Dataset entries

================

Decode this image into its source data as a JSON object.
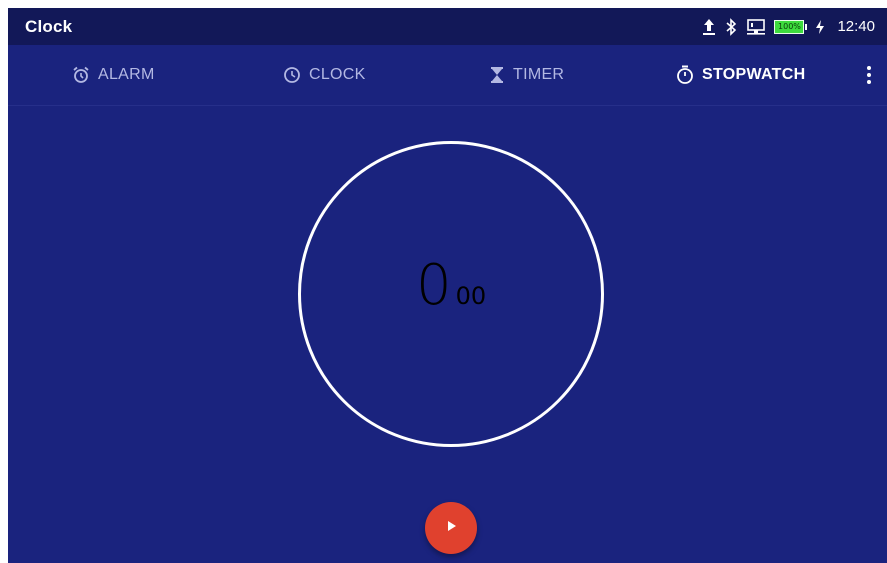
{
  "status_bar": {
    "app_title": "Clock",
    "battery_label": "100%",
    "time": "12:40",
    "icons": [
      "upload-icon",
      "bluetooth-icon",
      "network-icon",
      "battery-icon",
      "charging-icon"
    ]
  },
  "tabs": [
    {
      "label": "ALARM",
      "icon": "alarm-icon",
      "active": false
    },
    {
      "label": "CLOCK",
      "icon": "clock-icon",
      "active": false
    },
    {
      "label": "TIMER",
      "icon": "hourglass-icon",
      "active": false
    },
    {
      "label": "STOPWATCH",
      "icon": "stopwatch-icon",
      "active": true
    }
  ],
  "stopwatch": {
    "seconds": "0",
    "hundredths": "00"
  },
  "actions": {
    "start_icon": "play-icon"
  },
  "colors": {
    "background": "#1a237e",
    "status_bar": "#121858",
    "fab": "#e0412e",
    "battery": "#3ddc3d",
    "inactive_tab": "#b3b8e3"
  }
}
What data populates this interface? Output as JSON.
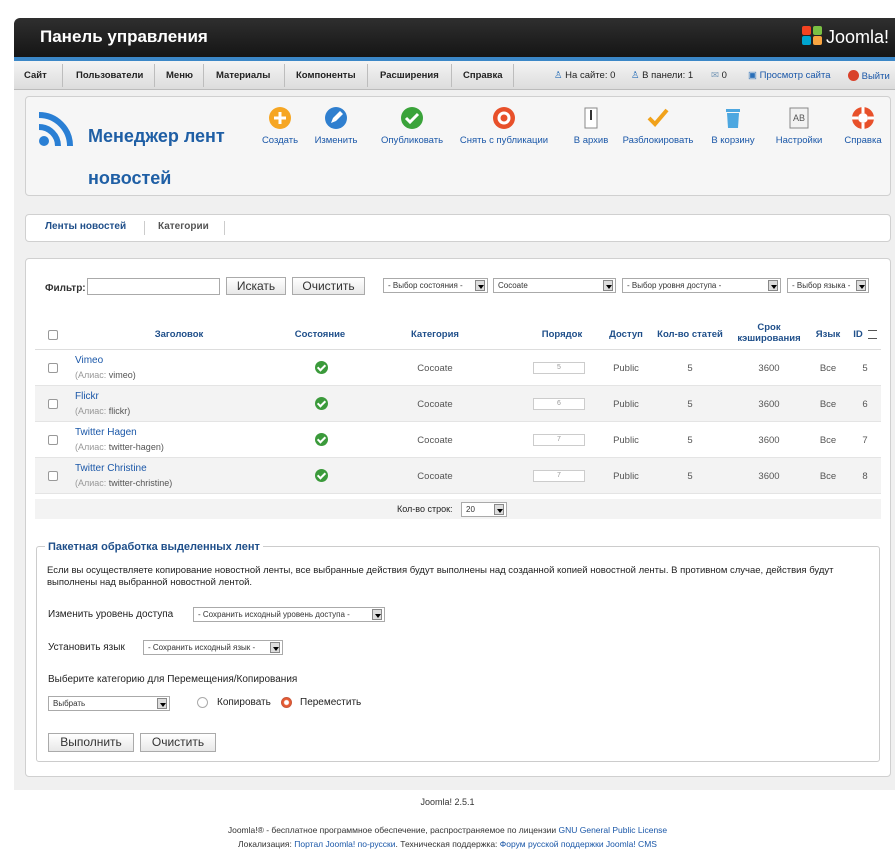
{
  "header": {
    "title": "Панель управления",
    "brand": "Joomla!"
  },
  "menu": {
    "items": [
      "Сайт",
      "Пользователи",
      "Меню",
      "Материалы",
      "Компоненты",
      "Расширения",
      "Справка"
    ],
    "status": {
      "site": "На сайте: 0",
      "panel": "В панели: 1",
      "messages": "0",
      "preview": "Просмотр сайта",
      "logout": "Выйти"
    }
  },
  "toolbar": {
    "title": "Менеджер лент новостей",
    "buttons": [
      "Создать",
      "Изменить",
      "Опубликовать",
      "Снять с публикации",
      "В архив",
      "Разблокировать",
      "В корзину",
      "Настройки",
      "Справка"
    ]
  },
  "tabs": [
    "Ленты новостей",
    "Категории"
  ],
  "filter": {
    "label": "Фильтр:",
    "value": "",
    "search": "Искать",
    "clear": "Очистить",
    "state": "- Выбор состояния -",
    "category": "Cocoate",
    "access": "- Выбор уровня доступа -",
    "language": "- Выбор языка -"
  },
  "table": {
    "headers": [
      "Заголовок",
      "Состояние",
      "Категория",
      "Порядок",
      "Доступ",
      "Кол-во статей",
      "Срок кэширования",
      "Язык",
      "ID"
    ],
    "alias_prefix": "(Алиас: ",
    "rows": [
      {
        "title": "Vimeo",
        "alias": "vimeo)",
        "category": "Cocoate",
        "order": "5",
        "access": "Public",
        "articles": "5",
        "cache": "3600",
        "lang": "Все",
        "id": "5"
      },
      {
        "title": "Flickr",
        "alias": "flickr)",
        "category": "Cocoate",
        "order": "6",
        "access": "Public",
        "articles": "5",
        "cache": "3600",
        "lang": "Все",
        "id": "6"
      },
      {
        "title": "Twitter Hagen",
        "alias": "twitter-hagen)",
        "category": "Cocoate",
        "order": "7",
        "access": "Public",
        "articles": "5",
        "cache": "3600",
        "lang": "Все",
        "id": "7"
      },
      {
        "title": "Twitter Christine",
        "alias": "twitter-christine)",
        "category": "Cocoate",
        "order": "7",
        "access": "Public",
        "articles": "5",
        "cache": "3600",
        "lang": "Все",
        "id": "8"
      }
    ],
    "rows_label": "Кол-во строк:",
    "rows_value": "20"
  },
  "batch": {
    "legend": "Пакетная обработка выделенных лент",
    "desc": "Если вы осуществляете копирование новостной ленты, все выбранные действия будут выполнены над созданной копией новостной ленты. В противном случае, действия будут выполнены над выбранной новостной лентой.",
    "access_label": "Изменить уровень доступа",
    "access_value": "- Сохранить исходный уровень доступа -",
    "lang_label": "Установить язык",
    "lang_value": "- Сохранить исходный язык -",
    "cat_label": "Выберите категорию для Перемещения/Копирования",
    "cat_value": "Выбрать",
    "copy": "Копировать",
    "move": "Переместить",
    "run": "Выполнить",
    "clear": "Очистить"
  },
  "footer": {
    "version": "Joomla! 2.5.1",
    "l1a": "Joomla!® - бесплатное программное обеспечение, распространяемое по лицензии",
    "l1b": "GNU General Public License",
    "l2a": "Локализация:",
    "l2b": "Портал Joomla! по-русски",
    "l2c": ". Техническая поддержка:",
    "l2d": "Форум русской поддержки Joomla! CMS"
  }
}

================

- [Given instruction]:
Repeat all the records above exactly, leaving out any pictures.

- [Final answer]:
Decode this image into its source data as a JSON object.
{
  "status_bar": {
    "app_title": "Clock",
    "battery_label": "100%",
    "time": "12:40",
    "icons": [
      "upload-icon",
      "bluetooth-icon",
      "network-icon",
      "battery-icon",
      "charging-icon"
    ]
  },
  "tabs": [
    {
      "label": "ALARM",
      "icon": "alarm-icon",
      "active": false
    },
    {
      "label": "CLOCK",
      "icon": "clock-icon",
      "active": false
    },
    {
      "label": "TIMER",
      "icon": "hourglass-icon",
      "active": false
    },
    {
      "label": "STOPWATCH",
      "icon": "stopwatch-icon",
      "active": true
    }
  ],
  "stopwatch": {
    "seconds": "0",
    "hundredths": "00"
  },
  "actions": {
    "start_icon": "play-icon"
  },
  "colors": {
    "background": "#1a237e",
    "status_bar": "#121858",
    "fab": "#e0412e",
    "battery": "#3ddc3d",
    "inactive_tab": "#b3b8e3"
  }
}
What data populates this interface? Output as JSON.
{
  "header": {
    "title": "Панель управления",
    "brand": "Joomla!"
  },
  "menu": {
    "items": [
      "Сайт",
      "Пользователи",
      "Меню",
      "Материалы",
      "Компоненты",
      "Расширения",
      "Справка"
    ],
    "status": {
      "site": "На сайте: 0",
      "panel": "В панели: 1",
      "messages": "0",
      "preview": "Просмотр сайта",
      "logout": "Выйти"
    }
  },
  "toolbar": {
    "title": "Менеджер лент новостей",
    "buttons": [
      "Создать",
      "Изменить",
      "Опубликовать",
      "Снять с публикации",
      "В архив",
      "Разблокировать",
      "В корзину",
      "Настройки",
      "Справка"
    ]
  },
  "tabs": [
    "Ленты новостей",
    "Категории"
  ],
  "filter": {
    "label": "Фильтр:",
    "value": "",
    "search": "Искать",
    "clear": "Очистить",
    "state": "- Выбор состояния -",
    "category": "Cocoate",
    "access": "- Выбор уровня доступа -",
    "language": "- Выбор языка -"
  },
  "table": {
    "headers": [
      "Заголовок",
      "Состояние",
      "Категория",
      "Порядок",
      "Доступ",
      "Кол-во статей",
      "Срок кэширования",
      "Язык",
      "ID"
    ],
    "alias_prefix": "(Алиас: ",
    "rows": [
      {
        "title": "Vimeo",
        "alias": "vimeo)",
        "category": "Cocoate",
        "order": "5",
        "access": "Public",
        "articles": "5",
        "cache": "3600",
        "lang": "Все",
        "id": "5"
      },
      {
        "title": "Flickr",
        "alias": "flickr)",
        "category": "Cocoate",
        "order": "6",
        "access": "Public",
        "articles": "5",
        "cache": "3600",
        "lang": "Все",
        "id": "6"
      },
      {
        "title": "Twitter Hagen",
        "alias": "twitter-hagen)",
        "category": "Cocoate",
        "order": "7",
        "access": "Public",
        "articles": "5",
        "cache": "3600",
        "lang": "Все",
        "id": "7"
      },
      {
        "title": "Twitter Christine",
        "alias": "twitter-christine)",
        "category": "Cocoate",
        "order": "7",
        "access": "Public",
        "articles": "5",
        "cache": "3600",
        "lang": "Все",
        "id": "8"
      }
    ],
    "rows_label": "Кол-во строк:",
    "rows_value": "20"
  },
  "batch": {
    "legend": "Пакетная обработка выделенных лент",
    "desc": "Если вы осуществляете копирование новостной ленты, все выбранные действия будут выполнены над созданной копией новостной ленты. В противном случае, действия будут выполнены над выбранной новостной лентой.",
    "access_label": "Изменить уровень доступа",
    "access_value": "- Сохранить исходный уровень доступа -",
    "lang_label": "Установить язык",
    "lang_value": "- Сохранить исходный язык -",
    "cat_label": "Выберите категорию для Перемещения/Копирования",
    "cat_value": "Выбрать",
    "copy": "Копировать",
    "move": "Переместить",
    "run": "Выполнить",
    "clear": "Очистить"
  },
  "footer": {
    "version": "Joomla! 2.5.1",
    "l1a": "Joomla!® - бесплатное программное обеспечение, распространяемое по лицензии",
    "l1b": "GNU General Public License",
    "l2a": "Локализация:",
    "l2b": "Портал Joomla! по-русски",
    "l2c": ". Техническая поддержка:",
    "l2d": "Форум русской поддержки Joomla! CMS"
  }
}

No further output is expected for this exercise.